= Exercise aim =
Pictures are not part of the copy; repeat everything else in the records exactly.

= Given data =
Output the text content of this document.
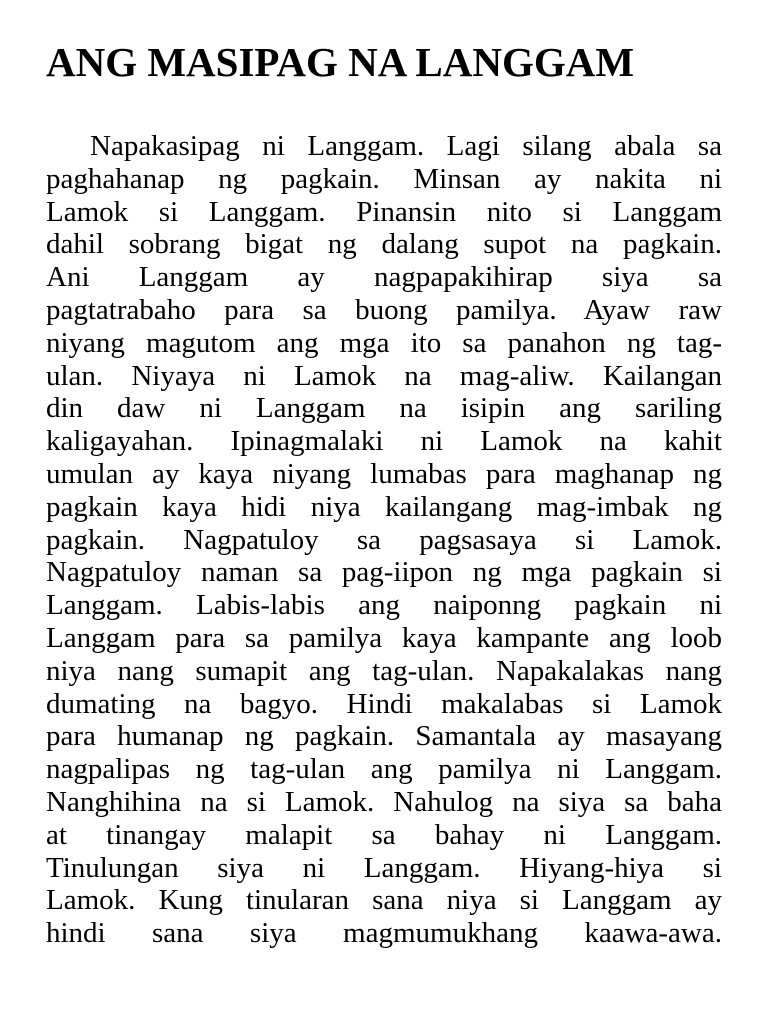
ANG MASIPAG NA LANGGAM
Napakasipag ni Langgam. Lagi silang abala sa
paghahanap ng pagkain. Minsan ay nakita ni
Lamok si Langgam. Pinansin nito si Langgam
dahil sobrang bigat ng dalang supot na pagkain.
Ani Langgam ay nagpapakihirap siya sa
pagtatrabaho para sa buong pamilya. Ayaw raw
niyang magutom ang mga ito sa panahon ng tag-
ulan. Niyaya ni Lamok na mag-aliw. Kailangan
din daw ni Langgam na isipin ang sariling
kaligayahan. Ipinagmalaki ni Lamok na kahit
umulan ay kaya niyang lumabas para maghanap ng
pagkain kaya hidi niya kailangang mag-imbak ng
pagkain. Nagpatuloy sa pagsasaya si Lamok.
Nagpatuloy naman sa pag-iipon ng mga pagkain si
Langgam. Labis-labis ang naiponng pagkain ni
Langgam para sa pamilya kaya kampante ang loob
niya nang sumapit ang tag-ulan. Napakalakas nang
dumating na bagyo. Hindi makalabas si Lamok
para humanap ng pagkain. Samantala ay masayang
nagpalipas ng tag-ulan ang pamilya ni Langgam.
Nanghihina na si Lamok. Nahulog na siya sa baha
at tinangay malapit sa bahay ni Langgam.
Tinulungan siya ni Langgam. Hiyang-hiya si
Lamok. Kung tinularan sana niya si Langgam ay
hindi sana siya magmumukhang kaawa-awa.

= Task output =
Output the text content of this document.
ANG MASIPAG NA LANGGAM
Napakasipag ni Langgam. Lagi silang abala sa
paghahanap ng pagkain. Minsan ay nakita ni
Lamok si Langgam. Pinansin nito si Langgam
dahil sobrang bigat ng dalang supot na pagkain.
Ani Langgam ay nagpapakihirap siya sa
pagtatrabaho para sa buong pamilya. Ayaw raw
niyang magutom ang mga ito sa panahon ng tag-
ulan. Niyaya ni Lamok na mag-aliw. Kailangan
din daw ni Langgam na isipin ang sariling
kaligayahan. Ipinagmalaki ni Lamok na kahit
umulan ay kaya niyang lumabas para maghanap ng
pagkain kaya hidi niya kailangang mag-imbak ng
pagkain. Nagpatuloy sa pagsasaya si Lamok.
Nagpatuloy naman sa pag-iipon ng mga pagkain si
Langgam. Labis-labis ang naiponng pagkain ni
Langgam para sa pamilya kaya kampante ang loob
niya nang sumapit ang tag-ulan. Napakalakas nang
dumating na bagyo. Hindi makalabas si Lamok
para humanap ng pagkain. Samantala ay masayang
nagpalipas ng tag-ulan ang pamilya ni Langgam.
Nanghihina na si Lamok. Nahulog na siya sa baha
at tinangay malapit sa bahay ni Langgam.
Tinulungan siya ni Langgam. Hiyang-hiya si
Lamok. Kung tinularan sana niya si Langgam ay
hindi sana siya magmumukhang kaawa-awa.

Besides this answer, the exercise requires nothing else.